[Figure data in JSON]
==*==

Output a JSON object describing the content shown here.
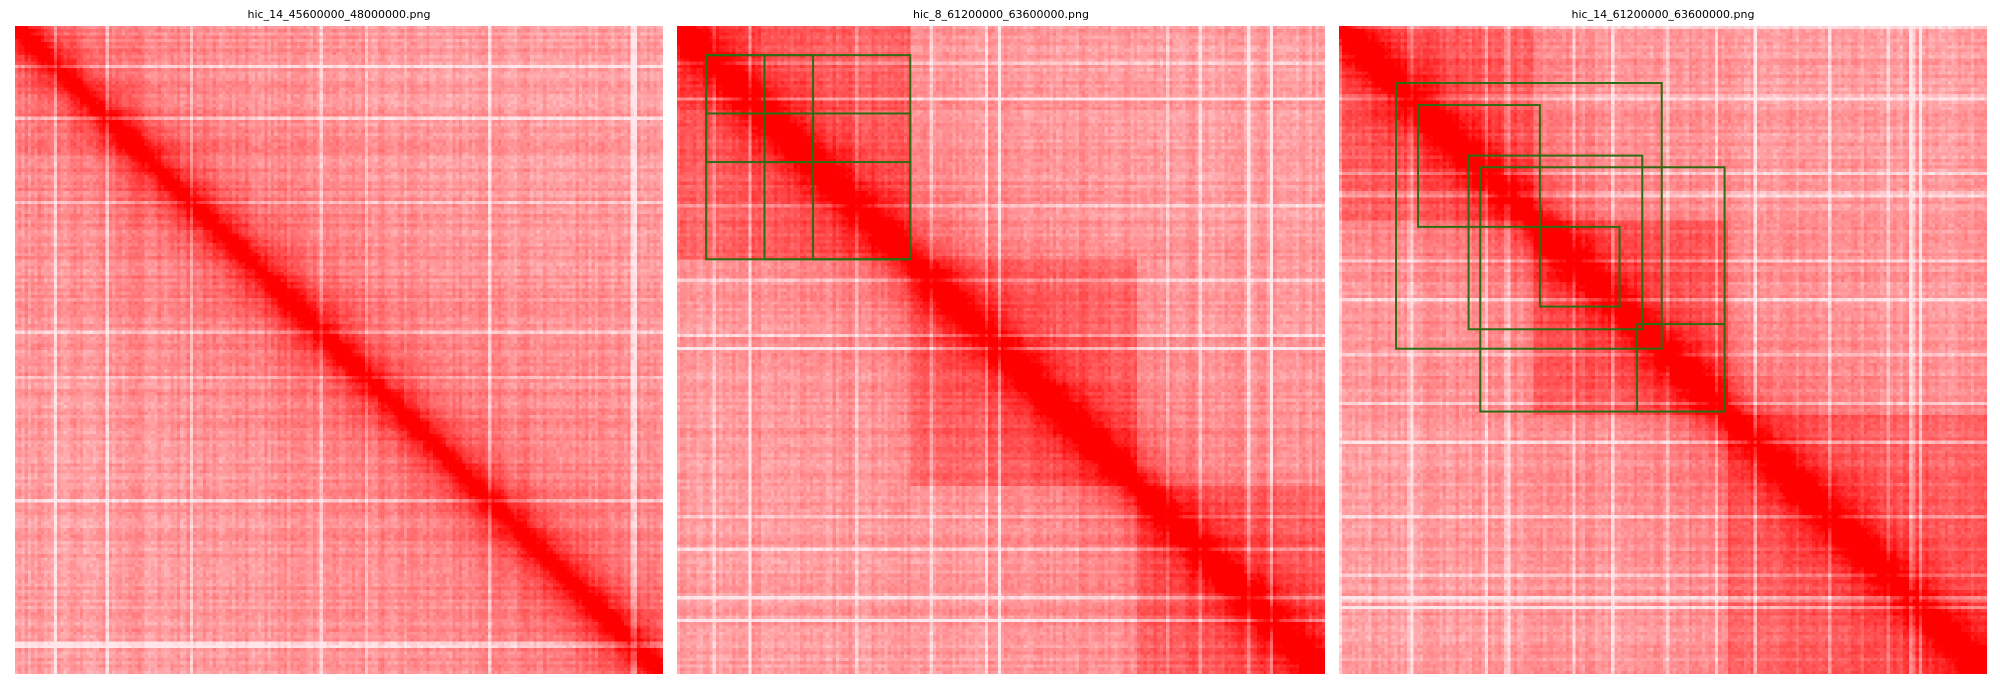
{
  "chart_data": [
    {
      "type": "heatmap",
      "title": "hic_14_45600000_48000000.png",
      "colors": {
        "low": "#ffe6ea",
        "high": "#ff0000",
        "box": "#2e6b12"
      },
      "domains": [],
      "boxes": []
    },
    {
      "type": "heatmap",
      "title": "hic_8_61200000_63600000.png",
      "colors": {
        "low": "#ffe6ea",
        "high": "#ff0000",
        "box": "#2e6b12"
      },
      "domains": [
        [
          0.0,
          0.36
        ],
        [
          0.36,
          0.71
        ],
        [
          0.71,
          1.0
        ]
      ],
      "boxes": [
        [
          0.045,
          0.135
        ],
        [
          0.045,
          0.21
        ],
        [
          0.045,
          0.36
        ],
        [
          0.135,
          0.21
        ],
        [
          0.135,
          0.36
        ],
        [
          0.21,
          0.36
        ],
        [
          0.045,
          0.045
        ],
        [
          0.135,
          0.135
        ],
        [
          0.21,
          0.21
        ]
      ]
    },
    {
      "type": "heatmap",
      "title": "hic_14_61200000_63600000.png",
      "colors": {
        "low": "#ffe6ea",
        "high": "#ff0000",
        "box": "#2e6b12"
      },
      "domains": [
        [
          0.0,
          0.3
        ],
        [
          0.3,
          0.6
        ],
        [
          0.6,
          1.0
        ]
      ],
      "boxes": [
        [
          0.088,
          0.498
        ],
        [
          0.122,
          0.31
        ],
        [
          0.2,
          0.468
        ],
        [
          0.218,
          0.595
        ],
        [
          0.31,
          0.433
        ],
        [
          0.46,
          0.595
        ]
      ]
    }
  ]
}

==*==

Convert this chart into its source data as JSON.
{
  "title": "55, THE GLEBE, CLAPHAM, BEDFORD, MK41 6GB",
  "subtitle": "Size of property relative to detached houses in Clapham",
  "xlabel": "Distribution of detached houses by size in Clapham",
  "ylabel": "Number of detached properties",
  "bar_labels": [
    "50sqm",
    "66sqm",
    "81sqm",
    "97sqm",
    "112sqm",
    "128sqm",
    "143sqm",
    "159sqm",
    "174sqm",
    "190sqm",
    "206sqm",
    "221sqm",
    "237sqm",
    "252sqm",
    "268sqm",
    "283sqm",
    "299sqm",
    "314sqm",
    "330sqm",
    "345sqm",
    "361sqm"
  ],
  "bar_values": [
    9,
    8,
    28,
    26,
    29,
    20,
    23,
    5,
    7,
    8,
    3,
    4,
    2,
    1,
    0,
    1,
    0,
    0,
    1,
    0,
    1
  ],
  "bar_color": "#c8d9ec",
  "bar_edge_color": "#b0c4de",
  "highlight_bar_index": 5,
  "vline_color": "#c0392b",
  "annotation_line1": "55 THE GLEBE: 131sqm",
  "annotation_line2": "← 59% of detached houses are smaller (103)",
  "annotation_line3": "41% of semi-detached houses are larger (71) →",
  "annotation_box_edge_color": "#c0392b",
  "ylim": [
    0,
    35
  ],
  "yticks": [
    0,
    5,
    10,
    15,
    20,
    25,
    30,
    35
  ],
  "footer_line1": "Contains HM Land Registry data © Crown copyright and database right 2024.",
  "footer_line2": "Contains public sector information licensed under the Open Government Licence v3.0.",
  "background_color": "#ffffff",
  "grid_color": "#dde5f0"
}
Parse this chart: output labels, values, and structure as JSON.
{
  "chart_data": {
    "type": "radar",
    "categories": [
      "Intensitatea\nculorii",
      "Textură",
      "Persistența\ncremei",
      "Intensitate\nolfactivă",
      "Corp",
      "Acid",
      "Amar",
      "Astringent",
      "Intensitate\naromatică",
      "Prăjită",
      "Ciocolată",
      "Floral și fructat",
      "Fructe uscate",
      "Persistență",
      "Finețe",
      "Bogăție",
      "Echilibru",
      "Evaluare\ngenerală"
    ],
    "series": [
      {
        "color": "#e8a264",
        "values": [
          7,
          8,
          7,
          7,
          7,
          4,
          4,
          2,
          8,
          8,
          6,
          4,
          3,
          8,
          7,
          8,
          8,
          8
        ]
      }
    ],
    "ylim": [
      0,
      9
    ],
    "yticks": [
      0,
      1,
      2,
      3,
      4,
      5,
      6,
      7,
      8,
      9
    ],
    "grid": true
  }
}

==*==

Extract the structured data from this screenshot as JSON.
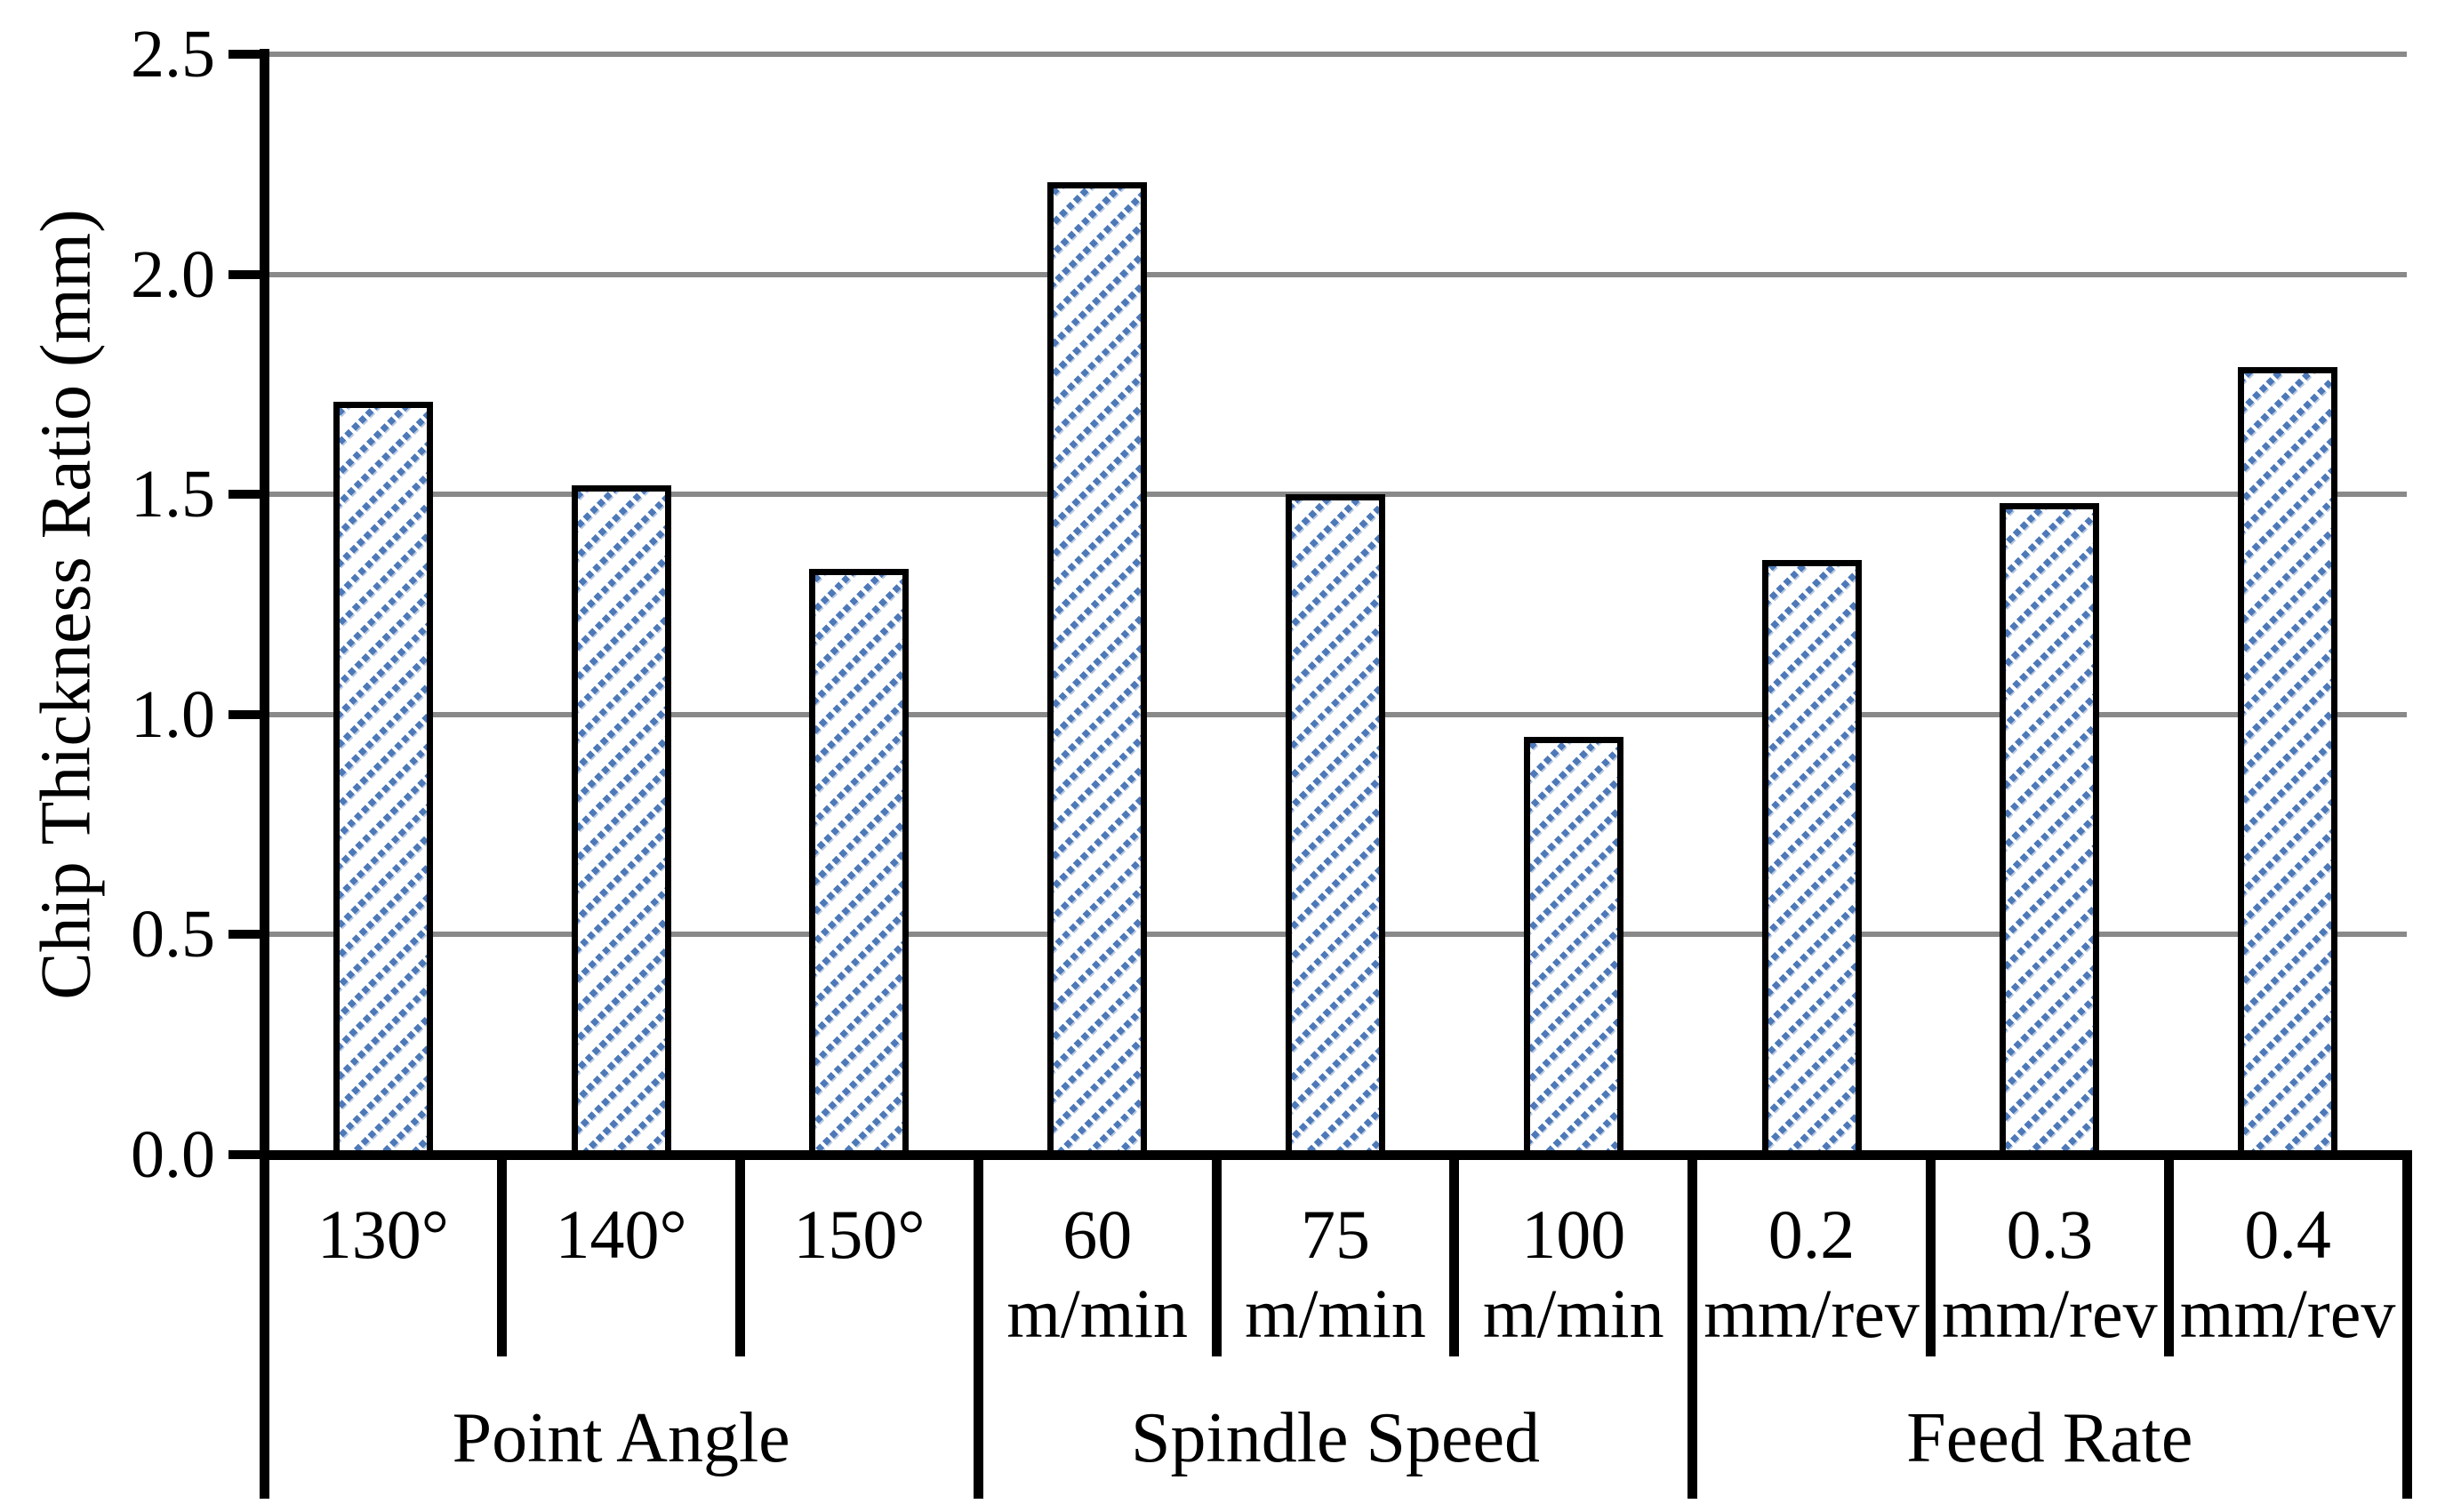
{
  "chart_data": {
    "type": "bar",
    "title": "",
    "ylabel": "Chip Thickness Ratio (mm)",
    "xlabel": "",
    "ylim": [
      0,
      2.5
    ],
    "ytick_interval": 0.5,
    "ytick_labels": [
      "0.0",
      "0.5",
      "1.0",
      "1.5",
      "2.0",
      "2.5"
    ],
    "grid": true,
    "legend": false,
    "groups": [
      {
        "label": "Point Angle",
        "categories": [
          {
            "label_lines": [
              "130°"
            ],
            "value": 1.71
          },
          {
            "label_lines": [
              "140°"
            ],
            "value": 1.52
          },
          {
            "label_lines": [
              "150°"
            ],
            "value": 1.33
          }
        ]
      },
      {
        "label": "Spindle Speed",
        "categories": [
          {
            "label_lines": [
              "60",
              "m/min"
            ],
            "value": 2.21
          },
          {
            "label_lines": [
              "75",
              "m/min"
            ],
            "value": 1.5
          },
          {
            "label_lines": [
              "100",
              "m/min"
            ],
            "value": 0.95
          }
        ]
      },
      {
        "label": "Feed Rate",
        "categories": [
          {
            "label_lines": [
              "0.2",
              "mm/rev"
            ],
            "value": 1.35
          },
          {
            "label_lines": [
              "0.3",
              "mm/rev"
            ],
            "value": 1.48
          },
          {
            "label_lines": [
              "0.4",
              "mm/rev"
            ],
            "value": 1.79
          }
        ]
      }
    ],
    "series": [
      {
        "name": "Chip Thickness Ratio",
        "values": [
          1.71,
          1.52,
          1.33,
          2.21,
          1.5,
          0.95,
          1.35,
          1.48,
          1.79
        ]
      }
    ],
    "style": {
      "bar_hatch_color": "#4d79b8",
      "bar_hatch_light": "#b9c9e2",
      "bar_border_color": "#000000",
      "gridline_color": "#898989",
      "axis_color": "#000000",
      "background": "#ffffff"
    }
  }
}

==*==

Instructions for the task - Extract, from the material above, each line holding the word "ylabel".

Task response -
  "ylabel": "Number of detached properties",
    "ylabel": "Chip Thickness Ratio (mm)",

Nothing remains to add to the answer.